Recorded information:
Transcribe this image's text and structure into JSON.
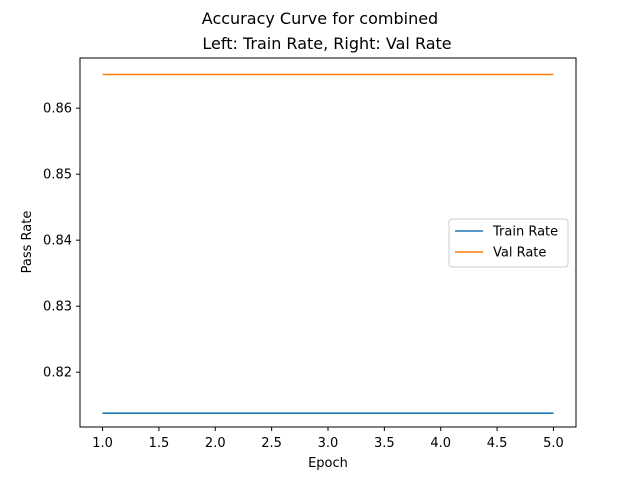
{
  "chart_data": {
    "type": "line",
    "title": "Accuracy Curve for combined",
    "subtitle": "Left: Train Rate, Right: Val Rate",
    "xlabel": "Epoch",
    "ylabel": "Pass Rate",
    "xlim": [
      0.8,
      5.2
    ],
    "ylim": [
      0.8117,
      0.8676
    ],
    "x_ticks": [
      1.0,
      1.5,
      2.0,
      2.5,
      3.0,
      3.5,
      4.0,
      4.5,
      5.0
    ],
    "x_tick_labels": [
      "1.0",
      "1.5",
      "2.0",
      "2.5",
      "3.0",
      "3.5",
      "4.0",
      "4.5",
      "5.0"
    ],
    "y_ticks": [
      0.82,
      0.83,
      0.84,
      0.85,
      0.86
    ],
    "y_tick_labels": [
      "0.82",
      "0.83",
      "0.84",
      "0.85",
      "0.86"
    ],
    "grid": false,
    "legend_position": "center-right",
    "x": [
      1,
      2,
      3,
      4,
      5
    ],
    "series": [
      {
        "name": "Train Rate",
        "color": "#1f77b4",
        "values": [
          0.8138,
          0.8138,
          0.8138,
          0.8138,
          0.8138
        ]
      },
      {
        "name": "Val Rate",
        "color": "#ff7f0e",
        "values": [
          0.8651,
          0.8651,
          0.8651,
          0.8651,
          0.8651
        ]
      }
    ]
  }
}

What is needed: All the lines above are to be given again exactly as they read, with the pictures removed.

Solution for this problem:
Transcribe this image's text and structure into JSON.
{
  "chart_data": {
    "type": "line",
    "title": "Accuracy Curve for combined",
    "subtitle": "Left: Train Rate, Right: Val Rate",
    "xlabel": "Epoch",
    "ylabel": "Pass Rate",
    "xlim": [
      0.8,
      5.2
    ],
    "ylim": [
      0.8117,
      0.8676
    ],
    "x_ticks": [
      1.0,
      1.5,
      2.0,
      2.5,
      3.0,
      3.5,
      4.0,
      4.5,
      5.0
    ],
    "x_tick_labels": [
      "1.0",
      "1.5",
      "2.0",
      "2.5",
      "3.0",
      "3.5",
      "4.0",
      "4.5",
      "5.0"
    ],
    "y_ticks": [
      0.82,
      0.83,
      0.84,
      0.85,
      0.86
    ],
    "y_tick_labels": [
      "0.82",
      "0.83",
      "0.84",
      "0.85",
      "0.86"
    ],
    "grid": false,
    "legend_position": "center-right",
    "x": [
      1,
      2,
      3,
      4,
      5
    ],
    "series": [
      {
        "name": "Train Rate",
        "color": "#1f77b4",
        "values": [
          0.8138,
          0.8138,
          0.8138,
          0.8138,
          0.8138
        ]
      },
      {
        "name": "Val Rate",
        "color": "#ff7f0e",
        "values": [
          0.8651,
          0.8651,
          0.8651,
          0.8651,
          0.8651
        ]
      }
    ]
  }
}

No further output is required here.